*WRITTEN TASK*:
Each entry needs to be restated exactly as written.

*TASK INPUT*:
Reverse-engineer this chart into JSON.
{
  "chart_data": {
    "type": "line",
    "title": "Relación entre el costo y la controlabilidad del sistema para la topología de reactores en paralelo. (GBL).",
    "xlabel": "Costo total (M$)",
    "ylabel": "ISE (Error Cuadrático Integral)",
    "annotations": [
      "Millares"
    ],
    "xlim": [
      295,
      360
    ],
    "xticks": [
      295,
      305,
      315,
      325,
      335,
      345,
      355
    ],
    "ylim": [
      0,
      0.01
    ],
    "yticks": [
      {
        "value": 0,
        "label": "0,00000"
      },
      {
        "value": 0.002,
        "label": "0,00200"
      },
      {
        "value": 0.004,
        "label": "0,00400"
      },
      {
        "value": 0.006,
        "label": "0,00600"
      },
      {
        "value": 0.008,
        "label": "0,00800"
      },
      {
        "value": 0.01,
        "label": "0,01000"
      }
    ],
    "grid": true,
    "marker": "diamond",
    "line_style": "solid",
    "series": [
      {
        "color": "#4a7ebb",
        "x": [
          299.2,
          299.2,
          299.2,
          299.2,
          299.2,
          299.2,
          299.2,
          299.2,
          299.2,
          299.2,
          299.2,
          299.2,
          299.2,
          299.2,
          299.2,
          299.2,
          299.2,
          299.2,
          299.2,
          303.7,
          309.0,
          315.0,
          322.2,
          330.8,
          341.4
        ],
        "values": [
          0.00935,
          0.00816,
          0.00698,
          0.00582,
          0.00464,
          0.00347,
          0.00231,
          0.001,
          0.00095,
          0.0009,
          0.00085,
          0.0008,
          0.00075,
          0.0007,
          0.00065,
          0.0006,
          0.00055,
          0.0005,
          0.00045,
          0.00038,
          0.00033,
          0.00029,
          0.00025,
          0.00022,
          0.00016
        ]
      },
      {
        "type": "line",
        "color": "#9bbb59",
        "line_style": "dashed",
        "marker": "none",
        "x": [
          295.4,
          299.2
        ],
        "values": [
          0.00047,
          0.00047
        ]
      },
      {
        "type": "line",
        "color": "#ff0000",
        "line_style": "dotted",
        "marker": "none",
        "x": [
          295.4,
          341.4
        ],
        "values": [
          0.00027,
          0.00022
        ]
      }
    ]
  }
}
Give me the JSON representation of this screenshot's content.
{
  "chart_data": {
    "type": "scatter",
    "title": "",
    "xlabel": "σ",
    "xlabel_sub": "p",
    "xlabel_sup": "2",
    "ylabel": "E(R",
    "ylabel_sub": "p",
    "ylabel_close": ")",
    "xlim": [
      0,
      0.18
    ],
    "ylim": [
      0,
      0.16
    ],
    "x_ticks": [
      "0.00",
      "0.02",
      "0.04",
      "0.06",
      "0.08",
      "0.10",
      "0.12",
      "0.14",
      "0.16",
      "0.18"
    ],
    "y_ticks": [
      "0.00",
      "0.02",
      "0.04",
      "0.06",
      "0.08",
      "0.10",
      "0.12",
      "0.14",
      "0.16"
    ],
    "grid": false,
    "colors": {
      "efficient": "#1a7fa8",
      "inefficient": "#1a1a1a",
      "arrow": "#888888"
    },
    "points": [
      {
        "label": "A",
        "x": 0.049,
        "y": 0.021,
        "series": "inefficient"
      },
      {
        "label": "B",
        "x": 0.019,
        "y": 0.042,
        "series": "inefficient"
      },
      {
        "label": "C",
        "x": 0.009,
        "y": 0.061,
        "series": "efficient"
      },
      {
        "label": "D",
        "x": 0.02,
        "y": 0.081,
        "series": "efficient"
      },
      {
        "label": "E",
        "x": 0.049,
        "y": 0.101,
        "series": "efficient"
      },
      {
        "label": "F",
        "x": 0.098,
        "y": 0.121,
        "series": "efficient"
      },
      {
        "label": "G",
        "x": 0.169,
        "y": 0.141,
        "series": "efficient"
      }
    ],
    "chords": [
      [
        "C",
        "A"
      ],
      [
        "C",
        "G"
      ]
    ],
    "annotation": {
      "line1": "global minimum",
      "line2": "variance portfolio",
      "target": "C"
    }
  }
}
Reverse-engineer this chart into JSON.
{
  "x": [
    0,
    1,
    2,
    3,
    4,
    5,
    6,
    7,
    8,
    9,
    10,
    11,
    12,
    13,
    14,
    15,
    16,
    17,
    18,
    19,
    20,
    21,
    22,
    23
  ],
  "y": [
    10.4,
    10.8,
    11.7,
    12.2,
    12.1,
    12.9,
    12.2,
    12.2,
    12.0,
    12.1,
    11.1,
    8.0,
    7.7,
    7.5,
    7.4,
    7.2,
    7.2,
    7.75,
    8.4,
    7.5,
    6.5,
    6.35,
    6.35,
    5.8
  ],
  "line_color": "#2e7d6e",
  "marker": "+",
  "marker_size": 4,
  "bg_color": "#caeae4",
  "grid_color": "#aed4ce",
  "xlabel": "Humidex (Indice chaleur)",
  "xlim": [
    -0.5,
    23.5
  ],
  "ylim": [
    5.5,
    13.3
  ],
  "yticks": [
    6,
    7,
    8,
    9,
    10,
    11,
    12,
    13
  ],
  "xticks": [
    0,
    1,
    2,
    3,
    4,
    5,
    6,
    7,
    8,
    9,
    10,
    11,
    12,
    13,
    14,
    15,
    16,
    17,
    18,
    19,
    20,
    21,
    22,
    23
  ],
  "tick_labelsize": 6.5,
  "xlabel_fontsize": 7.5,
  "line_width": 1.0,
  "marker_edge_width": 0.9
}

*RESULT OF THIS TASK*:
Reverse-engineer this chart into JSON.
{
  "chart_data": {
    "type": "line",
    "title": "Relación entre el costo y la controlabilidad del sistema para la topología de reactores en paralelo. (GBL).",
    "xlabel": "Costo total (M$)",
    "ylabel": "ISE (Error Cuadrático Integral)",
    "annotations": [
      "Millares"
    ],
    "xlim": [
      295,
      360
    ],
    "xticks": [
      295,
      305,
      315,
      325,
      335,
      345,
      355
    ],
    "ylim": [
      0,
      0.01
    ],
    "yticks": [
      {
        "value": 0,
        "label": "0,00000"
      },
      {
        "value": 0.002,
        "label": "0,00200"
      },
      {
        "value": 0.004,
        "label": "0,00400"
      },
      {
        "value": 0.006,
        "label": "0,00600"
      },
      {
        "value": 0.008,
        "label": "0,00800"
      },
      {
        "value": 0.01,
        "label": "0,01000"
      }
    ],
    "grid": true,
    "marker": "diamond",
    "line_style": "solid",
    "series": [
      {
        "color": "#4a7ebb",
        "x": [
          299.2,
          299.2,
          299.2,
          299.2,
          299.2,
          299.2,
          299.2,
          299.2,
          299.2,
          299.2,
          299.2,
          299.2,
          299.2,
          299.2,
          299.2,
          299.2,
          299.2,
          299.2,
          299.2,
          303.7,
          309.0,
          315.0,
          322.2,
          330.8,
          341.4
        ],
        "values": [
          0.00935,
          0.00816,
          0.00698,
          0.00582,
          0.00464,
          0.00347,
          0.00231,
          0.001,
          0.00095,
          0.0009,
          0.00085,
          0.0008,
          0.00075,
          0.0007,
          0.00065,
          0.0006,
          0.00055,
          0.0005,
          0.00045,
          0.00038,
          0.00033,
          0.00029,
          0.00025,
          0.00022,
          0.00016
        ]
      },
      {
        "type": "line",
        "color": "#9bbb59",
        "line_style": "dashed",
        "marker": "none",
        "x": [
          295.4,
          299.2
        ],
        "values": [
          0.00047,
          0.00047
        ]
      },
      {
        "type": "line",
        "color": "#ff0000",
        "line_style": "dotted",
        "marker": "none",
        "x": [
          295.4,
          341.4
        ],
        "values": [
          0.00027,
          0.00022
        ]
      }
    ]
  }
}
Give me the JSON representation of this screenshot's content.
{
  "chart_data": {
    "type": "scatter",
    "title": "",
    "xlabel": "σ",
    "xlabel_sub": "p",
    "xlabel_sup": "2",
    "ylabel": "E(R",
    "ylabel_sub": "p",
    "ylabel_close": ")",
    "xlim": [
      0,
      0.18
    ],
    "ylim": [
      0,
      0.16
    ],
    "x_ticks": [
      "0.00",
      "0.02",
      "0.04",
      "0.06",
      "0.08",
      "0.10",
      "0.12",
      "0.14",
      "0.16",
      "0.18"
    ],
    "y_ticks": [
      "0.00",
      "0.02",
      "0.04",
      "0.06",
      "0.08",
      "0.10",
      "0.12",
      "0.14",
      "0.16"
    ],
    "grid": false,
    "colors": {
      "efficient": "#1a7fa8",
      "inefficient": "#1a1a1a",
      "arrow": "#888888"
    },
    "points": [
      {
        "label": "A",
        "x": 0.049,
        "y": 0.021,
        "series": "inefficient"
      },
      {
        "label": "B",
        "x": 0.019,
        "y": 0.042,
        "series": "inefficient"
      },
      {
        "label": "C",
        "x": 0.009,
        "y": 0.061,
        "series": "efficient"
      },
      {
        "label": "D",
        "x": 0.02,
        "y": 0.081,
        "series": "efficient"
      },
      {
        "label": "E",
        "x": 0.049,
        "y": 0.101,
        "series": "efficient"
      },
      {
        "label": "F",
        "x": 0.098,
        "y": 0.121,
        "series": "efficient"
      },
      {
        "label": "G",
        "x": 0.169,
        "y": 0.141,
        "series": "efficient"
      }
    ],
    "chords": [
      [
        "C",
        "A"
      ],
      [
        "C",
        "G"
      ]
    ],
    "annotation": {
      "line1": "global minimum",
      "line2": "variance portfolio",
      "target": "C"
    }
  }
}
Reverse-engineer this chart into JSON.
{
  "x": [
    0,
    1,
    2,
    3,
    4,
    5,
    6,
    7,
    8,
    9,
    10,
    11,
    12,
    13,
    14,
    15,
    16,
    17,
    18,
    19,
    20,
    21,
    22,
    23
  ],
  "y": [
    10.4,
    10.8,
    11.7,
    12.2,
    12.1,
    12.9,
    12.2,
    12.2,
    12.0,
    12.1,
    11.1,
    8.0,
    7.7,
    7.5,
    7.4,
    7.2,
    7.2,
    7.75,
    8.4,
    7.5,
    6.5,
    6.35,
    6.35,
    5.8
  ],
  "line_color": "#2e7d6e",
  "marker": "+",
  "marker_size": 4,
  "bg_color": "#caeae4",
  "grid_color": "#aed4ce",
  "xlabel": "Humidex (Indice chaleur)",
  "xlim": [
    -0.5,
    23.5
  ],
  "ylim": [
    5.5,
    13.3
  ],
  "yticks": [
    6,
    7,
    8,
    9,
    10,
    11,
    12,
    13
  ],
  "xticks": [
    0,
    1,
    2,
    3,
    4,
    5,
    6,
    7,
    8,
    9,
    10,
    11,
    12,
    13,
    14,
    15,
    16,
    17,
    18,
    19,
    20,
    21,
    22,
    23
  ],
  "tick_labelsize": 6.5,
  "xlabel_fontsize": 7.5,
  "line_width": 1.0,
  "marker_edge_width": 0.9
}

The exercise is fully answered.